Request: Could you transcribe every record below exactly as written, leaving out any pictures?

Dataset items:
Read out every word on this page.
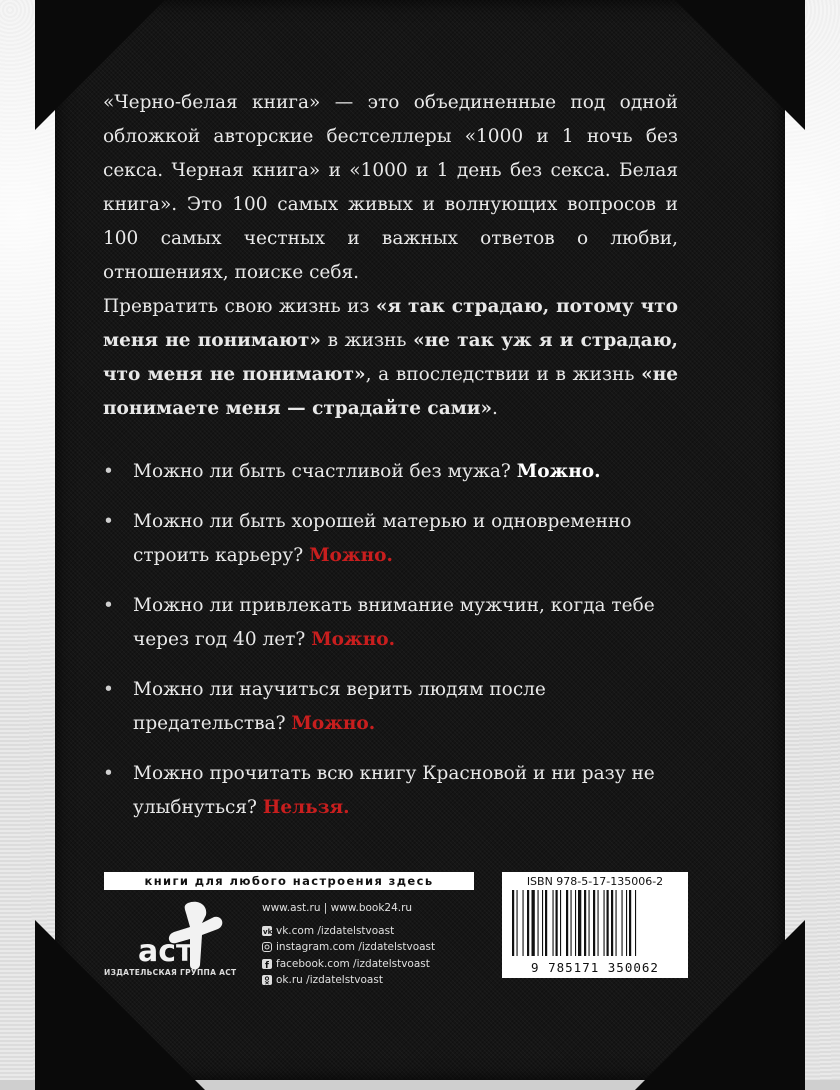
«Черно-белая книга» — это объединенные под одной обложкой авторские бестселлеры «1000 и 1 ночь без секса. Черная книга» и «1000 и 1 день без секса. Белая книга». Это 100 самых живых и волнующих вопросов и 100 самых честных и важных ответов о любви, отношениях, поиске себя.
Превратить свою жизнь из «я так страдаю, потому что меня не понимают» в жизнь «не так уж я и страдаю, что меня не понимают», а впоследствии и в жизнь «не понимаете меня — страдайте сами».
• Можно ли быть счастливой без мужа? Можно.
• Можно ли быть хорошей матерью и одновременно строить карьеру? Можно.
• Можно ли привлекать внимание мужчин, когда тебе через год 40 лет? Можно.
• Можно ли научиться верить людям после предательства? Можно.
• Можно прочитать всю книгу Красновой и ни разу не улыбнуться? Нельзя.
книги для любого настроения здесь
аст
ИЗДАТЕЛЬСКАЯ ГРУППА АСТ
www.ast.ru | www.book24.ru
vk vk.com /izdatelstvoast
instagram.com /izdatelstvoast
f facebook.com /izdatelstvoast
ok.ru /izdatelstvoast
ISBN 978-5-17-135006-2
9 785171 350062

Final answer:
Read out every word on this page.
«Черно-белая книга» — это объединенные под одной обложкой авторские бестселлеры «1000 и 1 ночь без секса. Черная книга» и «1000 и 1 день без секса. Белая книга». Это 100 самых живых и волнующих вопросов и 100 самых честных и важных ответов о любви, отношениях, поиске себя.
Превратить свою жизнь из «я так страдаю, потому что меня не понимают» в жизнь «не так уж я и страдаю, что меня не понимают», а впоследствии и в жизнь «не понимаете меня — страдайте сами».
• Можно ли быть счастливой без мужа? Можно.
• Можно ли быть хорошей матерью и одновременно строить карьеру? Можно.
• Можно ли привлекать внимание мужчин, когда тебе через год 40 лет? Можно.
• Можно ли научиться верить людям после предательства? Можно.
• Можно прочитать всю книгу Красновой и ни разу не улыбнуться? Нельзя.
книги для любого настроения здесь
аст
ИЗДАТЕЛЬСКАЯ ГРУППА АСТ
www.ast.ru | www.book24.ru
vk vk.com /izdatelstvoast
instagram.com /izdatelstvoast
f facebook.com /izdatelstvoast
ok.ru /izdatelstvoast
ISBN 978-5-17-135006-2
9 785171 350062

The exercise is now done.